» MATERIAL:
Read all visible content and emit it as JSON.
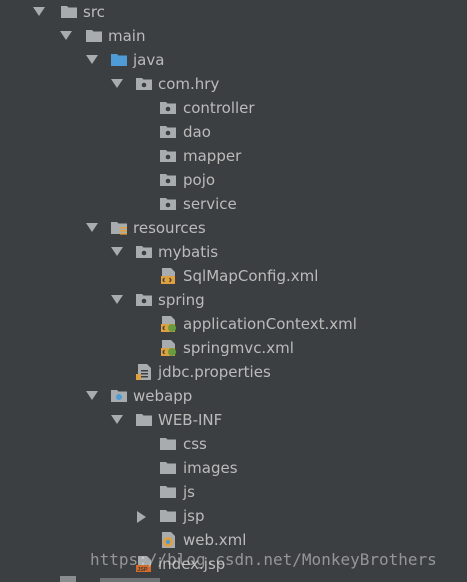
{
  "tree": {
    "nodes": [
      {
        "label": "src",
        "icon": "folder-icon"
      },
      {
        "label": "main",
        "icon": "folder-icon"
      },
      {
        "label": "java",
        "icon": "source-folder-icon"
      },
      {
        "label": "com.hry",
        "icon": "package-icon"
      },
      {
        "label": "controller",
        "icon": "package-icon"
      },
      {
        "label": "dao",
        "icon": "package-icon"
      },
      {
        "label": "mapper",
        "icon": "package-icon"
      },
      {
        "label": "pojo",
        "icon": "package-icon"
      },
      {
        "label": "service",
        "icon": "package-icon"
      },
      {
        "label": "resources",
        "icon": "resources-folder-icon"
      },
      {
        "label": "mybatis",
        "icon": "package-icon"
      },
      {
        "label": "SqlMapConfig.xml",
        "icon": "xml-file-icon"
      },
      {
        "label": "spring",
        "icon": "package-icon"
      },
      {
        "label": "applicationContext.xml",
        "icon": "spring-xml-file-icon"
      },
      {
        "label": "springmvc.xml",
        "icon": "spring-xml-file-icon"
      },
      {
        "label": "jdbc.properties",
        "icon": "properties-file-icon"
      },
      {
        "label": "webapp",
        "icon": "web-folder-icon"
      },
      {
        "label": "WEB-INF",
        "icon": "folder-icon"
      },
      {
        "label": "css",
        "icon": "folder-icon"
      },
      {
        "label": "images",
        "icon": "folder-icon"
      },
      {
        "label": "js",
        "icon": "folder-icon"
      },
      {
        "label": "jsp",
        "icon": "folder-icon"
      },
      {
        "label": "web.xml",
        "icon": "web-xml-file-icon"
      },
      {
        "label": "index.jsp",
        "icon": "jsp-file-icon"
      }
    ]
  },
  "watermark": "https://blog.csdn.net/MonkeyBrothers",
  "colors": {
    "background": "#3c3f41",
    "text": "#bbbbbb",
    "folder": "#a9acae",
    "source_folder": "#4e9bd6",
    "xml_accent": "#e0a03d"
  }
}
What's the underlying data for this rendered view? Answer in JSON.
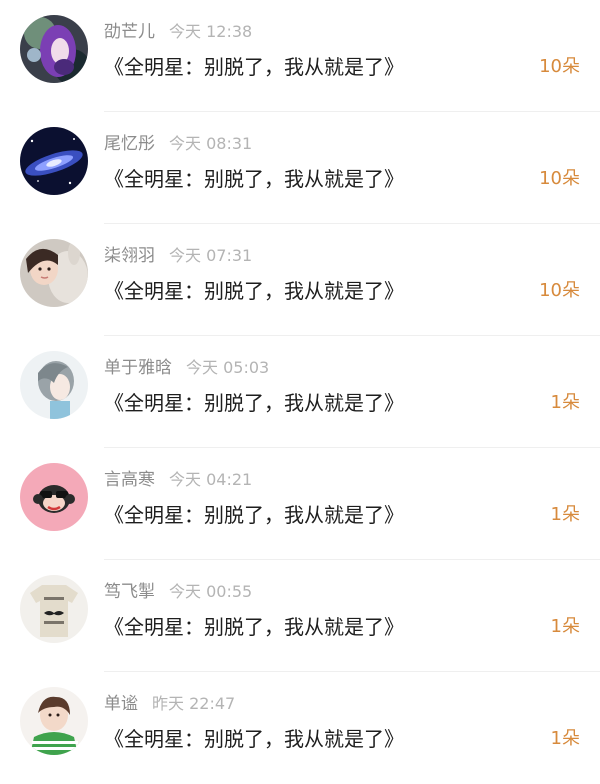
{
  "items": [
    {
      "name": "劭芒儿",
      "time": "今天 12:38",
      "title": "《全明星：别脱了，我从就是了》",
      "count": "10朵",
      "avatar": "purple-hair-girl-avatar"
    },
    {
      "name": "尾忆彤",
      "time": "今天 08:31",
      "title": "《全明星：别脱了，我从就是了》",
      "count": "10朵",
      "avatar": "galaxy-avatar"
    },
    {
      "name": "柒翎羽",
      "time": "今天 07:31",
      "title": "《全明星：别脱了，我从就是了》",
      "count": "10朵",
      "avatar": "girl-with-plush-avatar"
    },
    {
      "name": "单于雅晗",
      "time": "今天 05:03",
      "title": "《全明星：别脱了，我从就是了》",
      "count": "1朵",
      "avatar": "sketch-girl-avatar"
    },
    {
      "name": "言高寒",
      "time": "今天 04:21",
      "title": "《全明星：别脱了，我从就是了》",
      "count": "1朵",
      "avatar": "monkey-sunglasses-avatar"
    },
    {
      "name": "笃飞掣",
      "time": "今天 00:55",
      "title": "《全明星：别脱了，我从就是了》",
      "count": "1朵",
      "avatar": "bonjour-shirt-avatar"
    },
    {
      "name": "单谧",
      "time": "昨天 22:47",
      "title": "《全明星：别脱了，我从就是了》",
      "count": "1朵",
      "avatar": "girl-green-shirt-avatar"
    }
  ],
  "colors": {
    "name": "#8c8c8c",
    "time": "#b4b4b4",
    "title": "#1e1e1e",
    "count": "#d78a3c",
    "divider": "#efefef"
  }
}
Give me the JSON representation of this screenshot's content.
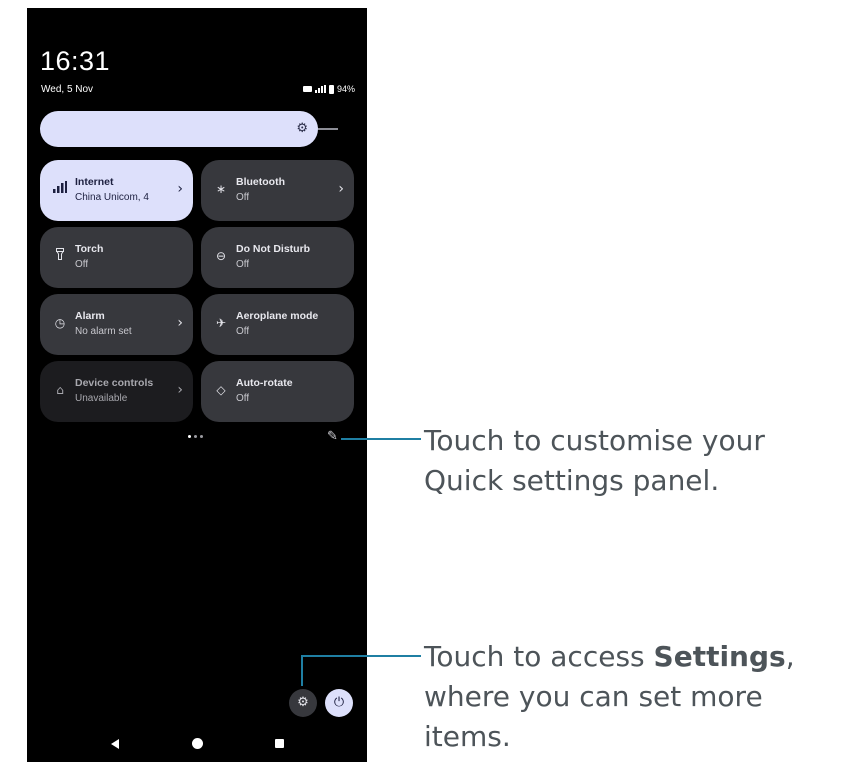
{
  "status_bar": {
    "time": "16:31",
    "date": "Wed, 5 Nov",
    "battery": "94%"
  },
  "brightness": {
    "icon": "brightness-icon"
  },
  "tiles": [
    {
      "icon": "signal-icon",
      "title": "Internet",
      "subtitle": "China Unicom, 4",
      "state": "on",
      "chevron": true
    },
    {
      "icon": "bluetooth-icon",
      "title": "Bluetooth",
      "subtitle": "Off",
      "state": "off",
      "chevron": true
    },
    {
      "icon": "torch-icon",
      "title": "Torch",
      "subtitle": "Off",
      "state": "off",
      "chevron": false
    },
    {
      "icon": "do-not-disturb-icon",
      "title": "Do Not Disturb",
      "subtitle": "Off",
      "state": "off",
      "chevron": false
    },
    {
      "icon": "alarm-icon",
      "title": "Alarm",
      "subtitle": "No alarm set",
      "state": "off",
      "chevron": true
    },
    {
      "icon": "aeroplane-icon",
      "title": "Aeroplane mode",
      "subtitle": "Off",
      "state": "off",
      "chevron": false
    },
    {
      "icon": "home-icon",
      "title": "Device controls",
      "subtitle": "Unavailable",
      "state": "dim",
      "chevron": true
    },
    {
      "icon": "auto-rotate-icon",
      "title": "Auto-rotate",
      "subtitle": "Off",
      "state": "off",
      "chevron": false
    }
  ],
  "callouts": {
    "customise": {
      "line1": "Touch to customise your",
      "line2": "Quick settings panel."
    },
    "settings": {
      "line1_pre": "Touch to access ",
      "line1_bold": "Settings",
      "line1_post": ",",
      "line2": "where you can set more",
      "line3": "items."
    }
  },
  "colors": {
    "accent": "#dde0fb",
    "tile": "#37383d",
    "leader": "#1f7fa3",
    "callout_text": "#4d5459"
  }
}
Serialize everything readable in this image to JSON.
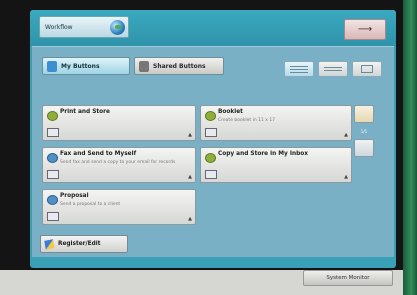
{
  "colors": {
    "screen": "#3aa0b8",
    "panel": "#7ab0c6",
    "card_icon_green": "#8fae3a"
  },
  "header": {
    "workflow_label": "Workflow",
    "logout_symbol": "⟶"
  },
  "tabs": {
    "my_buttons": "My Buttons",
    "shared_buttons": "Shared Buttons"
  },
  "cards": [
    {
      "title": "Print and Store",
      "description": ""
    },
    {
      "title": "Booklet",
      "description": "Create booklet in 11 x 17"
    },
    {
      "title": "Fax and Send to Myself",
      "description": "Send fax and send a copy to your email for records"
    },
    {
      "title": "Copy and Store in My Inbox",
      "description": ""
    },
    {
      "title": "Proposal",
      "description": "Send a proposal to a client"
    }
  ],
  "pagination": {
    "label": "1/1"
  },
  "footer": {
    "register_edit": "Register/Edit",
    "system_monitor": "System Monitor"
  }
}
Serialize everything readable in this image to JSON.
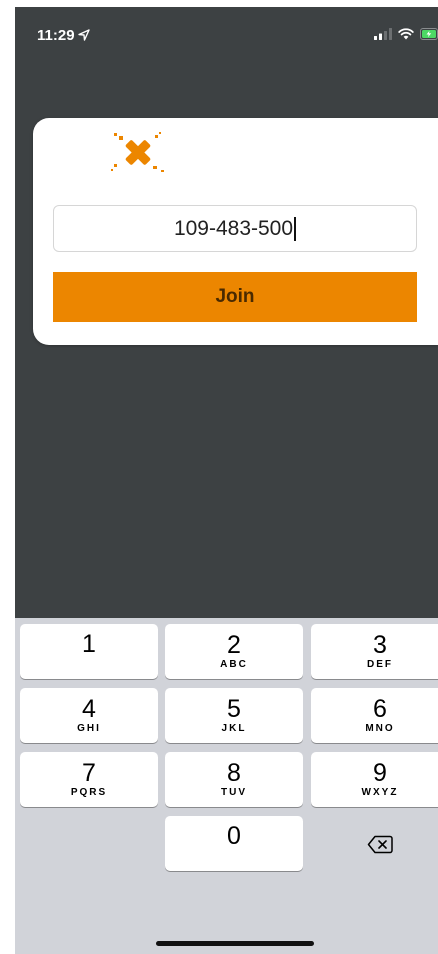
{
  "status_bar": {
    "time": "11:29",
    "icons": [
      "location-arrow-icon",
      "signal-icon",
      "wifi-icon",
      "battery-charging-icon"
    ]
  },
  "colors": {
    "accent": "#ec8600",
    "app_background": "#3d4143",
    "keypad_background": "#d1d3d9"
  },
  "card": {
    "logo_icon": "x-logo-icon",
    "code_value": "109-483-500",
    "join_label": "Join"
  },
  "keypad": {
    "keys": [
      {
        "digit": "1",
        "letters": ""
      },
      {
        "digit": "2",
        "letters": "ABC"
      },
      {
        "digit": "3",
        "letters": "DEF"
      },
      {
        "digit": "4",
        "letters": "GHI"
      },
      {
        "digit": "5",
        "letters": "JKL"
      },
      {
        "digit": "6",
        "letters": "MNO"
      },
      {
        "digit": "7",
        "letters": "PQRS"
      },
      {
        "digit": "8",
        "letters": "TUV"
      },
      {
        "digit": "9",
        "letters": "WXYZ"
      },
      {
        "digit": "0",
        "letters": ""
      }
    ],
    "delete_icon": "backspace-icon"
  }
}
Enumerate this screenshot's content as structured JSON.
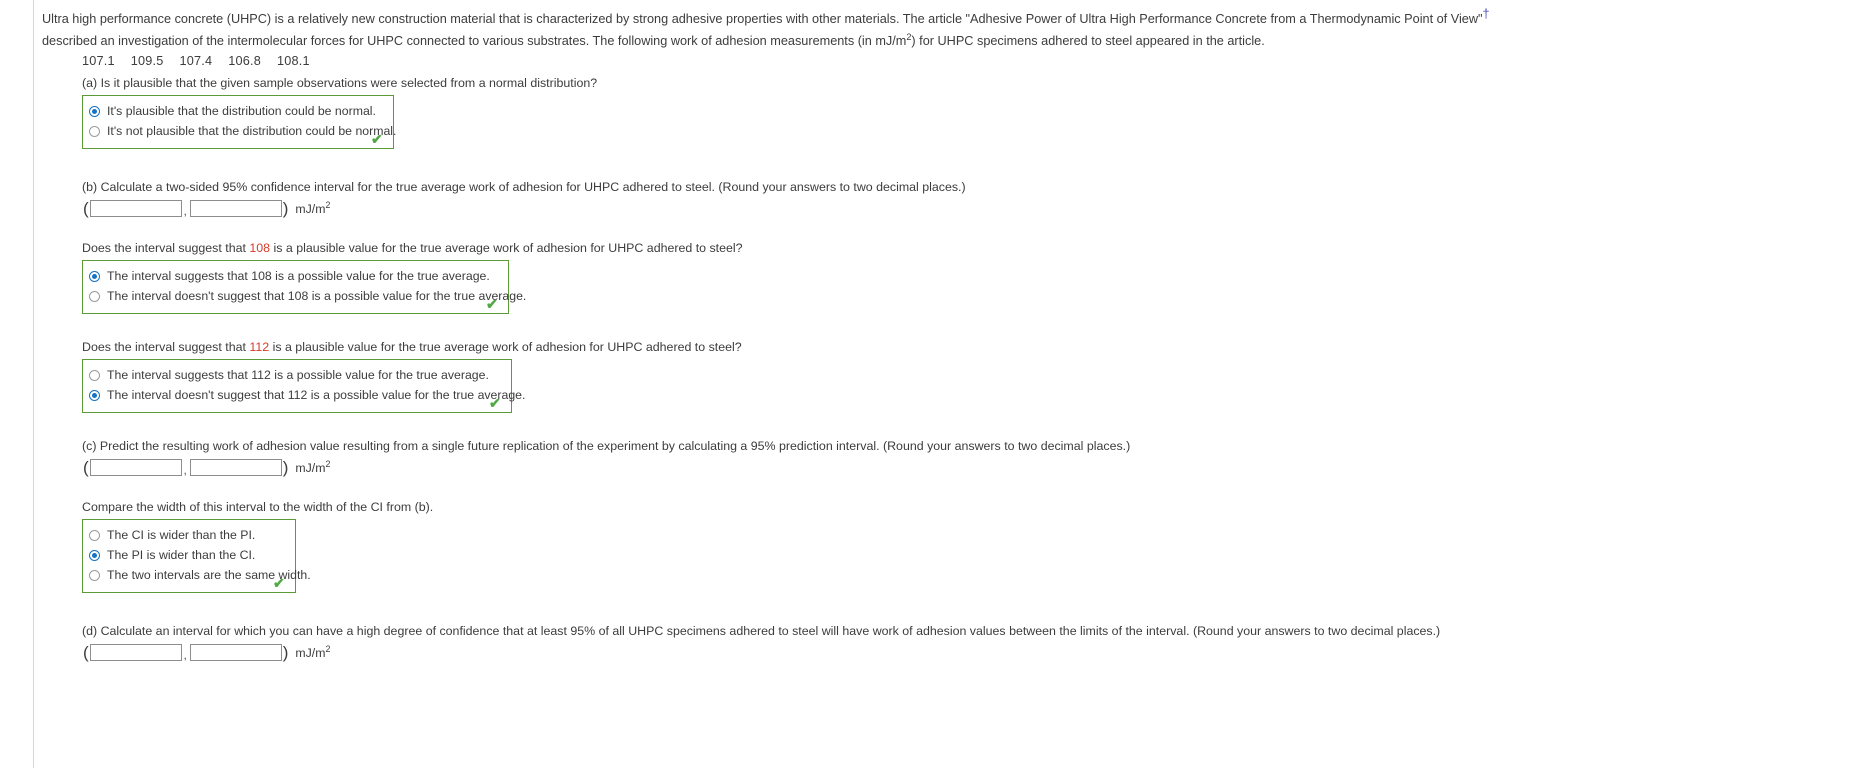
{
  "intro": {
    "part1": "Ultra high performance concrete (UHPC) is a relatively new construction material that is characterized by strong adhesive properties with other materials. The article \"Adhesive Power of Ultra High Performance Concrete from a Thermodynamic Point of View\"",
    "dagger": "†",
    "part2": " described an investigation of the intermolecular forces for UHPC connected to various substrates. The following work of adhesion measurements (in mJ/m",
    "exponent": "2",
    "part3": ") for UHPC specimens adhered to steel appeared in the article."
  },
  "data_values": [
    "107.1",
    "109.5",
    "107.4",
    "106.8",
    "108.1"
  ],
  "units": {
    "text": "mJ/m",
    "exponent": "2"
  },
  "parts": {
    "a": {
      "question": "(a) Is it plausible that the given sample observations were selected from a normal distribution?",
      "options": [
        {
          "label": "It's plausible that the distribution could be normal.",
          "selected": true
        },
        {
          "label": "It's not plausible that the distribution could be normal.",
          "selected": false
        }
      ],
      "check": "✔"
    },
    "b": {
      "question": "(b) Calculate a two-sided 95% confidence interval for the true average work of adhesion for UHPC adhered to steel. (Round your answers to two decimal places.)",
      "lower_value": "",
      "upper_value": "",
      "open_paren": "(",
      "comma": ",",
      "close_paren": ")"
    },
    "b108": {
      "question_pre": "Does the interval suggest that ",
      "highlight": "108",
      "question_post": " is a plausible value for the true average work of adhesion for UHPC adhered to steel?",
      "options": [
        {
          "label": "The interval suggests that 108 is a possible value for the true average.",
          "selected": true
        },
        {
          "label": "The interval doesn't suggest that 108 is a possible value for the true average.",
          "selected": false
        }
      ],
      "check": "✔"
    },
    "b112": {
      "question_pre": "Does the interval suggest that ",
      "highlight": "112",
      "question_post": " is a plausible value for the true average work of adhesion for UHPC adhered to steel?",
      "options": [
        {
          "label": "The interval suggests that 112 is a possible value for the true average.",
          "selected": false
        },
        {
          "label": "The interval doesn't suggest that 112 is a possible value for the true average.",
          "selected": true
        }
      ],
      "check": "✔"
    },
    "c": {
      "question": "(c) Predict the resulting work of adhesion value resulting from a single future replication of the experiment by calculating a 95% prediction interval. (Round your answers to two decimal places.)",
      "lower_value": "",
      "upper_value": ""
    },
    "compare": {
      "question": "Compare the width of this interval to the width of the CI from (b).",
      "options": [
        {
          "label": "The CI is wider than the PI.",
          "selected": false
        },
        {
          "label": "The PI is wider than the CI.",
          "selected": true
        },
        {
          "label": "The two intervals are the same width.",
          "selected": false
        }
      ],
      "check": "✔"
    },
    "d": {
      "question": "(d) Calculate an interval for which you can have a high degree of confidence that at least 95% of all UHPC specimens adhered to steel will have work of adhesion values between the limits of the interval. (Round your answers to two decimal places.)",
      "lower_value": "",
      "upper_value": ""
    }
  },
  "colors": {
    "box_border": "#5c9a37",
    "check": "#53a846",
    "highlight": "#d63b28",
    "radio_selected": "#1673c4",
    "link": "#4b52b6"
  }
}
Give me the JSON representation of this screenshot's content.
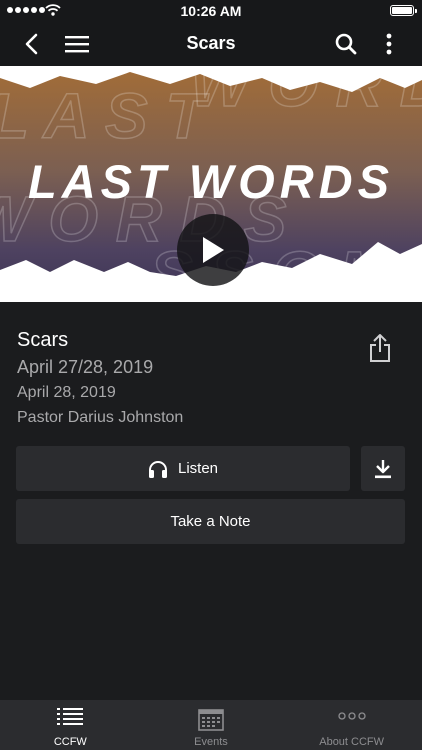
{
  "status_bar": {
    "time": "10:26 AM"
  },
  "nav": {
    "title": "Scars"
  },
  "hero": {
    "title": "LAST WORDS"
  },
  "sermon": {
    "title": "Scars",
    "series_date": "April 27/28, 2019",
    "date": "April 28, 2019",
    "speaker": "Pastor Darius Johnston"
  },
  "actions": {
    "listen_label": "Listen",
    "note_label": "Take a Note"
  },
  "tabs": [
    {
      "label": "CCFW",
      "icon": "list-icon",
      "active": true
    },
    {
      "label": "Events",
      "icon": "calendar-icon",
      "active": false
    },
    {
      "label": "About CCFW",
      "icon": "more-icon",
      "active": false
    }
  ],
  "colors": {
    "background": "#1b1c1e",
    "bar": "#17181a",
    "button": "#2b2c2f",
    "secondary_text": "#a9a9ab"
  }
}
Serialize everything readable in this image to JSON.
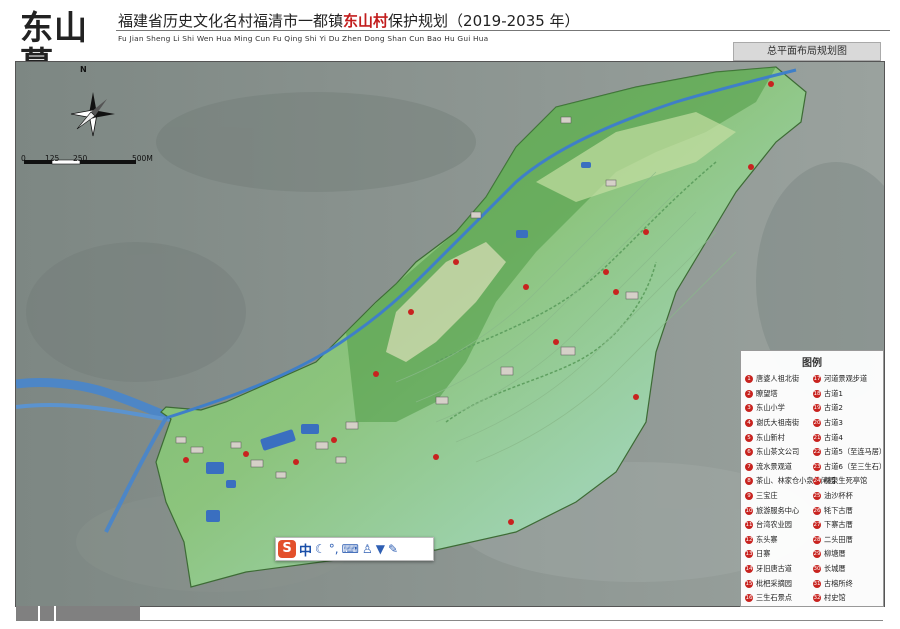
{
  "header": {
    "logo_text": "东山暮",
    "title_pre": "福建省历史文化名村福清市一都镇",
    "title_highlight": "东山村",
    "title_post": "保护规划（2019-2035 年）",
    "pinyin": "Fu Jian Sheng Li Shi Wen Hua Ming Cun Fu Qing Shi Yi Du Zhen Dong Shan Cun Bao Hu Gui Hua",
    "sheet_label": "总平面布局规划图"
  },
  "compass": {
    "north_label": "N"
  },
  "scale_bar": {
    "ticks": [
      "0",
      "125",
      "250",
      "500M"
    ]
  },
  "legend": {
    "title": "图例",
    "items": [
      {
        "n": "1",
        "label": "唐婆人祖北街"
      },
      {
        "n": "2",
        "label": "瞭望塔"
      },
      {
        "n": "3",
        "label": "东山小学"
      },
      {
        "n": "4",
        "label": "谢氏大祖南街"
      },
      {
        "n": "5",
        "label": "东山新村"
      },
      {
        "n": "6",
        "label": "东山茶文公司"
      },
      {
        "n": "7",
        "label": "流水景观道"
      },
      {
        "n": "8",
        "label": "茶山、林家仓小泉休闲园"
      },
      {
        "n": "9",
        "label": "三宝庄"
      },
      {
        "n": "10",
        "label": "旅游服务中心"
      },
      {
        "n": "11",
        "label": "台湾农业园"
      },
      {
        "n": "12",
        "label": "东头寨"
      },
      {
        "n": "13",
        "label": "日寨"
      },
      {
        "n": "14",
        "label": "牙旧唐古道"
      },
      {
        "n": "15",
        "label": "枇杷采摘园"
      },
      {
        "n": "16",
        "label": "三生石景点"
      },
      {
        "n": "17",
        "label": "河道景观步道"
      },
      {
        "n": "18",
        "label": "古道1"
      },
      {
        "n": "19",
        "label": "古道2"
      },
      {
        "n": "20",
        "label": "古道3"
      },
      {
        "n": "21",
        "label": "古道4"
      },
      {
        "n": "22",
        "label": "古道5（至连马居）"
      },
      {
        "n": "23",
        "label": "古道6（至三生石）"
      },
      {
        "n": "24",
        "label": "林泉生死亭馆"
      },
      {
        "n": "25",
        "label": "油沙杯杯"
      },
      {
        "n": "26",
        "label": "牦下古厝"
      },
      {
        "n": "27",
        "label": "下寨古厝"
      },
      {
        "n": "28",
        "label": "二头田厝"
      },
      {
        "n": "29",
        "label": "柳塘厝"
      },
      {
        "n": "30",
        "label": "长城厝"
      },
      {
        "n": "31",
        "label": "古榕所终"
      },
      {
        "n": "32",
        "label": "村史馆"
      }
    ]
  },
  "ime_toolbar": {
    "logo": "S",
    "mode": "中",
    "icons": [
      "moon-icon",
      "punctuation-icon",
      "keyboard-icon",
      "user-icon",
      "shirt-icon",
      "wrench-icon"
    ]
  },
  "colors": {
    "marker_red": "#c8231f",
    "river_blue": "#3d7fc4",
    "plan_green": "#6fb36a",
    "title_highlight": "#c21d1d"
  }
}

» STATED EXERCISE:
Report all lines of the material that contain the word "description".

» ANSWER TO THE TASK:
      "description": ""
      "description": "Create booklet in 11 x 17"
      "description": "Send fax and send a copy to your email for records"
      "description": ""
      "description": "Send a proposal to a client"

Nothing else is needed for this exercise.